— START Data extract —
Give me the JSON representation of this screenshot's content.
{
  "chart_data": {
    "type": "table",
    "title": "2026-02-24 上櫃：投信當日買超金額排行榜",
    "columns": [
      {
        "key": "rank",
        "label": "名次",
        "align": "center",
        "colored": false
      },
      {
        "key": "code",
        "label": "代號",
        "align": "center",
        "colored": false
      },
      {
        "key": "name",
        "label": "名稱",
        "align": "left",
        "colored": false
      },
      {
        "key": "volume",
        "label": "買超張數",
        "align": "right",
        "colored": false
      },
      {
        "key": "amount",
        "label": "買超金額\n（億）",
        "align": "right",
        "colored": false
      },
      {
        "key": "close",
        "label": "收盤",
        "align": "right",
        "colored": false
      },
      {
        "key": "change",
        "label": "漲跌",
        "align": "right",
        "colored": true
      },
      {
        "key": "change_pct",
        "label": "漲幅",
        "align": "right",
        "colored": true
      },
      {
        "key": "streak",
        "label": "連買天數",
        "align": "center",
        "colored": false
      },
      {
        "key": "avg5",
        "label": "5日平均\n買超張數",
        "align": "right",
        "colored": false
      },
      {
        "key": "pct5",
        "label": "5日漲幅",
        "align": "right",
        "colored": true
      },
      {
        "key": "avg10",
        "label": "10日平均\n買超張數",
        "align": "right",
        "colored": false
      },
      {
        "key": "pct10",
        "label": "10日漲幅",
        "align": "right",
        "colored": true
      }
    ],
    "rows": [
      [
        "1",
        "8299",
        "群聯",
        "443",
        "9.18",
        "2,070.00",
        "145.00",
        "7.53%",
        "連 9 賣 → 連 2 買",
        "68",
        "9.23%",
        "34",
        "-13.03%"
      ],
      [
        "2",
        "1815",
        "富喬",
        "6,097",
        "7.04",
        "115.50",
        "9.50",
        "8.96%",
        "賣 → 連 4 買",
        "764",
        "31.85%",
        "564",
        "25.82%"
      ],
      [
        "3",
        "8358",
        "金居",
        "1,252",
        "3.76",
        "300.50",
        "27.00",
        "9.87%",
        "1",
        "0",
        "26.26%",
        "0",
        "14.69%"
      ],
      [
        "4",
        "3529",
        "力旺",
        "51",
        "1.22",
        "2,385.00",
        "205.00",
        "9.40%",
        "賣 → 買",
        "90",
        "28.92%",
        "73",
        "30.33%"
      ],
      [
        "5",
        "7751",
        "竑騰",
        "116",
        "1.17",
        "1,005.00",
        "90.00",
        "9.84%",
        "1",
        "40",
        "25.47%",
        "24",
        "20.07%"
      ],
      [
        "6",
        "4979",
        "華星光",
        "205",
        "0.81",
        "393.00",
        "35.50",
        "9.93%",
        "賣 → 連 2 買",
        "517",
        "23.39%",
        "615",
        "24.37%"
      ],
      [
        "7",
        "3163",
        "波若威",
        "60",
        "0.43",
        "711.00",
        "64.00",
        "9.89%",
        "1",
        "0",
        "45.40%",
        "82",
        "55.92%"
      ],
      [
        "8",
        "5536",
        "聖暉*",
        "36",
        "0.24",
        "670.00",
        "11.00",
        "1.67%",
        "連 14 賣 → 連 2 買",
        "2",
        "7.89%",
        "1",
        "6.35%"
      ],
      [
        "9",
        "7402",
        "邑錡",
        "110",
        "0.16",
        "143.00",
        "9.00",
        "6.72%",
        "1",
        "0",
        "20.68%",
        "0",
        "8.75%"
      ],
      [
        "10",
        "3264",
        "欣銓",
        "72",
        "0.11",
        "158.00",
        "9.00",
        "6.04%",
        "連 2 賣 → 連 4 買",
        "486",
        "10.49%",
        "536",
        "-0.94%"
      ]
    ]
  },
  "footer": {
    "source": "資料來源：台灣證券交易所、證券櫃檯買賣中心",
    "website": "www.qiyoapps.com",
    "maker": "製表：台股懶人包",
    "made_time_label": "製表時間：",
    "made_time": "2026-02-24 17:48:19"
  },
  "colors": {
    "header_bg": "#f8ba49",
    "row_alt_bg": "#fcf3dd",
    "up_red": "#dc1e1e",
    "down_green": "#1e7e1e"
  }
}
— END Data extract —
#### Task to complete:
All of the lines above need to be given again exactly.

#### Task response:
Give me the JSON representation of this screenshot's content.
{
  "chart_data": {
    "type": "table",
    "title": "2026-02-24 上櫃：投信當日買超金額排行榜",
    "columns": [
      {
        "key": "rank",
        "label": "名次",
        "align": "center",
        "colored": false
      },
      {
        "key": "code",
        "label": "代號",
        "align": "center",
        "colored": false
      },
      {
        "key": "name",
        "label": "名稱",
        "align": "left",
        "colored": false
      },
      {
        "key": "volume",
        "label": "買超張數",
        "align": "right",
        "colored": false
      },
      {
        "key": "amount",
        "label": "買超金額\n（億）",
        "align": "right",
        "colored": false
      },
      {
        "key": "close",
        "label": "收盤",
        "align": "right",
        "colored": false
      },
      {
        "key": "change",
        "label": "漲跌",
        "align": "right",
        "colored": true
      },
      {
        "key": "change_pct",
        "label": "漲幅",
        "align": "right",
        "colored": true
      },
      {
        "key": "streak",
        "label": "連買天數",
        "align": "center",
        "colored": false
      },
      {
        "key": "avg5",
        "label": "5日平均\n買超張數",
        "align": "right",
        "colored": false
      },
      {
        "key": "pct5",
        "label": "5日漲幅",
        "align": "right",
        "colored": true
      },
      {
        "key": "avg10",
        "label": "10日平均\n買超張數",
        "align": "right",
        "colored": false
      },
      {
        "key": "pct10",
        "label": "10日漲幅",
        "align": "right",
        "colored": true
      }
    ],
    "rows": [
      [
        "1",
        "8299",
        "群聯",
        "443",
        "9.18",
        "2,070.00",
        "145.00",
        "7.53%",
        "連 9 賣 → 連 2 買",
        "68",
        "9.23%",
        "34",
        "-13.03%"
      ],
      [
        "2",
        "1815",
        "富喬",
        "6,097",
        "7.04",
        "115.50",
        "9.50",
        "8.96%",
        "賣 → 連 4 買",
        "764",
        "31.85%",
        "564",
        "25.82%"
      ],
      [
        "3",
        "8358",
        "金居",
        "1,252",
        "3.76",
        "300.50",
        "27.00",
        "9.87%",
        "1",
        "0",
        "26.26%",
        "0",
        "14.69%"
      ],
      [
        "4",
        "3529",
        "力旺",
        "51",
        "1.22",
        "2,385.00",
        "205.00",
        "9.40%",
        "賣 → 買",
        "90",
        "28.92%",
        "73",
        "30.33%"
      ],
      [
        "5",
        "7751",
        "竑騰",
        "116",
        "1.17",
        "1,005.00",
        "90.00",
        "9.84%",
        "1",
        "40",
        "25.47%",
        "24",
        "20.07%"
      ],
      [
        "6",
        "4979",
        "華星光",
        "205",
        "0.81",
        "393.00",
        "35.50",
        "9.93%",
        "賣 → 連 2 買",
        "517",
        "23.39%",
        "615",
        "24.37%"
      ],
      [
        "7",
        "3163",
        "波若威",
        "60",
        "0.43",
        "711.00",
        "64.00",
        "9.89%",
        "1",
        "0",
        "45.40%",
        "82",
        "55.92%"
      ],
      [
        "8",
        "5536",
        "聖暉*",
        "36",
        "0.24",
        "670.00",
        "11.00",
        "1.67%",
        "連 14 賣 → 連 2 買",
        "2",
        "7.89%",
        "1",
        "6.35%"
      ],
      [
        "9",
        "7402",
        "邑錡",
        "110",
        "0.16",
        "143.00",
        "9.00",
        "6.72%",
        "1",
        "0",
        "20.68%",
        "0",
        "8.75%"
      ],
      [
        "10",
        "3264",
        "欣銓",
        "72",
        "0.11",
        "158.00",
        "9.00",
        "6.04%",
        "連 2 賣 → 連 4 買",
        "486",
        "10.49%",
        "536",
        "-0.94%"
      ]
    ]
  },
  "footer": {
    "source": "資料來源：台灣證券交易所、證券櫃檯買賣中心",
    "website": "www.qiyoapps.com",
    "maker": "製表：台股懶人包",
    "made_time_label": "製表時間：",
    "made_time": "2026-02-24 17:48:19"
  },
  "colors": {
    "header_bg": "#f8ba49",
    "row_alt_bg": "#fcf3dd",
    "up_red": "#dc1e1e",
    "down_green": "#1e7e1e"
  }
}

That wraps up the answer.